[与えられた課題] 抜粋の「若者にとっては当たり前の世界観を、シニアはどう受け入れていくか」から「ただければなと思っています。」まで(両端を含む)を、「ドラクエ」を「ドラゴンクエスト」に置き換えて書き直してください。

[出典抜粋]
若者にとっては当たり前の世界観を、シニアはどう受け入れていくか

大野誠一氏(以下、大野):では、パネルディスカッション・パート2に移りたいと思います。カゴメの有沢さん、サイボウズの中根さん、リクルートの藤井さん、ステージのほうにお願いいたします。では、豊田も入らせていただきます。

はい、よろしくお願いいたします。それでは、まず自己紹介をお願いできればと思います。有沢さんからお願いできますでしょうか?

有沢正人氏(以下、有沢):カゴメから参りました、有沢と申します。よろしくお願いいたします。いろいろお話を聞いていて、自己紹介も簡単にしなきゃいけないというのはわかってるんですけれども。今、4つの法則というのを聞きながら、最初の第1法則、第2法則というのは、実は若い人の方がよくわかっているなぁと思いました。

何かと言うと、ゲームの中のバーチャルでやる「預言者」「主人公」とか、みなさん若い人はこういったものに慣れてるじゃないですか。例えば『ドラクエ』だとか、『ファイナルファンタジー』だとか。実は僕、58歳なんですよ。だけど、『ドラクエ』と『ファイナルファンタジー』は出た日に必ず買ってやるというのを一応信条にしているんですけど(笑)。

(会場笑)

だから、このイメージはものすごくわかるんです。これを今のシニアの方々に、例えば「主人公になってくれ」「預言者と出会ってくれ」と言うのは、なかなか厳しいハードルかなと正直思っていて、今日はそこのところをお話しさせていただければなと思っています。

考え方としては、今の若者がやっているバーチャルの世界を、どうやったら我々シニアがリアルの世界でうまくやっていけるか、ということをこの研究会の中で話し合えればいいなと思います。今日はよろしくお願いいたします。

(会場拍手)

大野:はい、よろしくお願いいたします。それでは続きまして中根さん、お願いいたします。

[与えられたデータ]

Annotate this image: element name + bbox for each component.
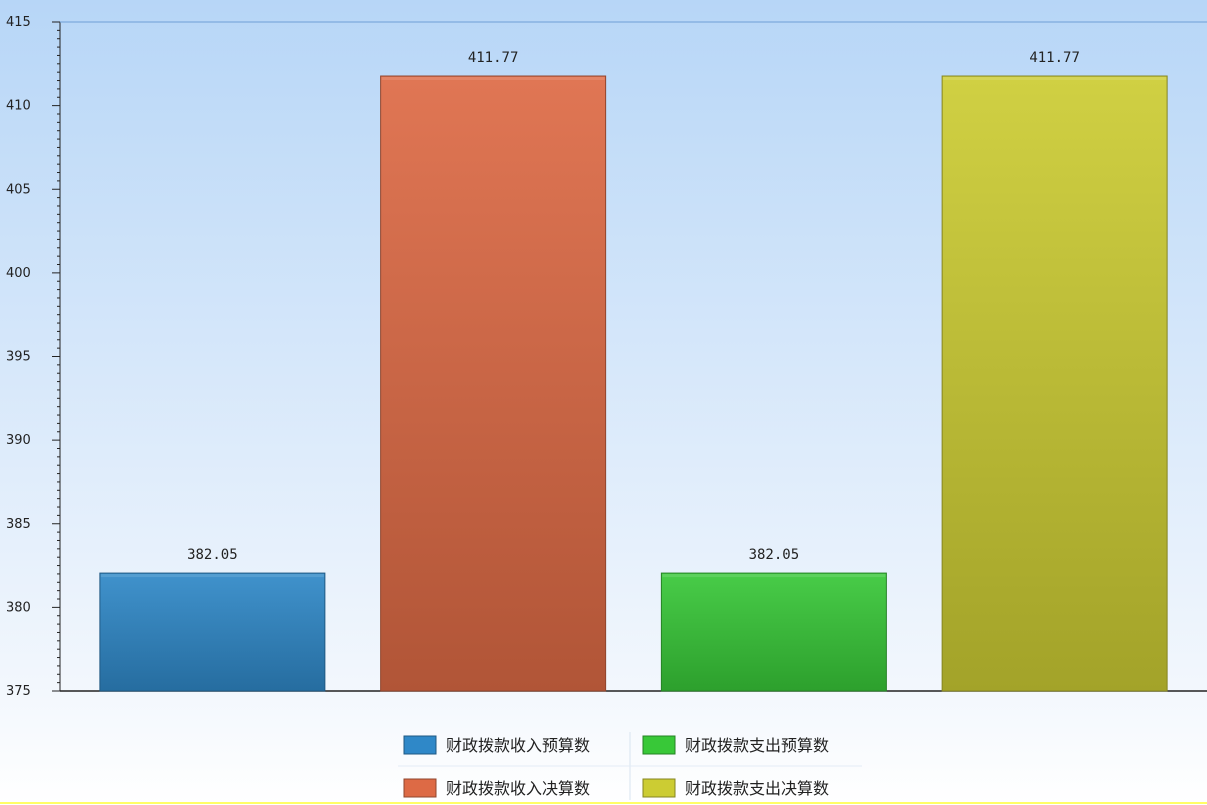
y-tick-label: 390 (6, 433, 31, 448)
legend-swatch (403, 735, 437, 755)
y-tick-label: 380 (6, 600, 31, 615)
data-label-2: 411.77 (468, 50, 519, 66)
legend-item-4: 财政拨款支出决算数 (642, 778, 829, 798)
bar-1 (99, 572, 326, 692)
legend-label: 财政拨款收入决算数 (446, 779, 590, 798)
bar-4 (941, 75, 1168, 692)
y-tick-label: 415 (6, 15, 31, 30)
bar-2 (380, 75, 607, 692)
legend-item-2: 财政拨款支出预算数 (642, 735, 829, 755)
bar-highlight (100, 574, 324, 578)
legend-swatch (642, 735, 676, 755)
y-tick-label: 410 (6, 99, 31, 114)
legend-label: 财政拨款支出决算数 (685, 779, 829, 798)
y-tick-label: 395 (6, 350, 31, 365)
data-label-1: 382.05 (187, 547, 238, 563)
legend-item-1: 财政拨款收入预算数 (403, 735, 590, 755)
legend-swatch (403, 778, 437, 798)
y-tick-label: 400 (6, 266, 31, 281)
data-label-4: 411.77 (1029, 50, 1080, 66)
y-tick-label: 375 (6, 684, 31, 699)
bar-highlight (943, 77, 1167, 81)
y-tick-label: 405 (6, 182, 31, 197)
legend-label: 财政拨款收入预算数 (446, 736, 590, 755)
legend-label: 财政拨款支出预算数 (685, 736, 829, 755)
bar-highlight (662, 574, 886, 578)
data-label-3: 382.05 (749, 547, 800, 563)
legend-swatch (642, 778, 676, 798)
bar-highlight (381, 77, 605, 81)
bar-3 (660, 572, 887, 692)
y-tick-label: 385 (6, 517, 31, 532)
legend-item-3: 财政拨款收入决算数 (403, 778, 590, 798)
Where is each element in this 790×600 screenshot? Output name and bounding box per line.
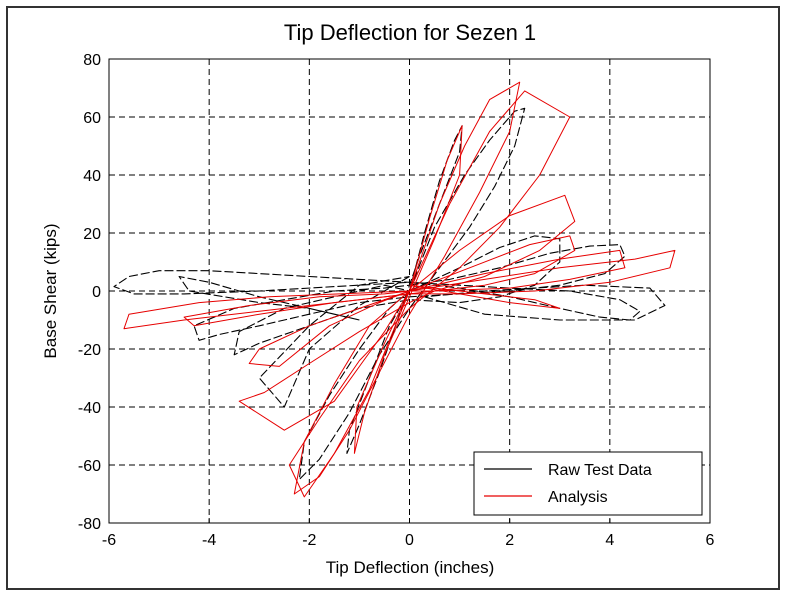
x-tick-label: 6 (706, 532, 715, 549)
x-tick-label: -6 (102, 532, 116, 549)
y-axis-label: Base Shear (kips) (41, 223, 60, 358)
legend-label-raw-test-data: Raw Test Data (548, 462, 652, 479)
series-line-analysis (353, 125, 463, 454)
y-tick-label: -40 (78, 400, 101, 417)
chart-title: Tip Deflection for Sezen 1 (284, 20, 536, 45)
y-tick-label: 60 (83, 110, 101, 127)
y-tick-label: -20 (78, 342, 101, 359)
series-line-raw-test-data (178, 275, 360, 321)
x-tick-label: -4 (202, 532, 216, 549)
y-tick-label: 0 (92, 284, 101, 301)
legend-box (473, 451, 703, 516)
series-line-analysis (409, 284, 561, 309)
series-line-analysis (293, 81, 521, 495)
y-tick-label: 40 (83, 168, 101, 185)
y-tick-label: -80 (78, 516, 101, 533)
x-tick-label: 0 (405, 532, 414, 549)
series-line-analysis (238, 194, 576, 431)
series-line-raw-test-data (258, 275, 410, 408)
y-tick-label: -60 (78, 458, 101, 475)
x-tick-label: -2 (302, 532, 316, 549)
x-tick-label: 2 (505, 532, 514, 549)
series-line-analysis (123, 249, 676, 330)
legend-label-analysis: Analysis (548, 489, 608, 506)
y-tick-label: 80 (83, 52, 101, 69)
legend: Raw Test Data Analysis (473, 451, 703, 516)
y-tick-label: 20 (83, 226, 101, 243)
series-line-raw-test-data (424, 284, 666, 321)
chart: Tip Deflection for Sezen 1 -6 -4 -2 0 2 4 6806… (41, 20, 715, 577)
series-layer (113, 81, 676, 498)
x-tick-label: 4 (605, 532, 614, 549)
figure-frame: Tip Deflection for Sezen 1 -6 -4 -2 0 2 4 6 80 6… (6, 6, 780, 590)
x-axis-label: Tip Deflection (inches) (326, 558, 495, 577)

[回答全文]
若者にとっては当たり前の世界観を、シニアはどう受け入れていくか

大野誠一氏(以下、大野):では、パネルディスカッション・パート2に移りたいと思います。カゴメの有沢さん、サイボウズの中根さん、リクルートの藤井さん、ステージのほうにお願いいたします。では、豊田も入らせていただきます。

はい、よろしくお願いいたします。それでは、まず自己紹介をお願いできればと思います。有沢さんからお願いできますでしょうか?

有沢正人氏(以下、有沢):カゴメから参りました、有沢と申します。よろしくお願いいたします。いろいろお話を聞いていて、自己紹介も簡単にしなきゃいけないというのはわかってるんですけれども。今、4つの法則というのを聞きながら、最初の第1法則、第2法則というのは、実は若い人の方がよくわかっているなぁと思いました。

何かと言うと、ゲームの中のバーチャルでやる「預言者」「主人公」とか、みなさん若い人はこういったものに慣れてるじゃないですか。例えば『ドラゴンクエスト』だとか、『ファイナルファンタジー』だとか。実は僕、58歳なんですよ。だけど、『ドラゴンクエスト』と『ファイナルファンタジー』は出た日に必ず買ってやるというのを一応信条にしているんですけど(笑)。

(会場笑)

だから、このイメージはものすごくわかるんです。これを今のシニアの方々に、例えば「主人公になってくれ」「預言者と出会ってくれ」と言うのは、なかなか厳しいハードルかなと正直思っていて、今日はそこのところをお話しさせていただければなと思っています。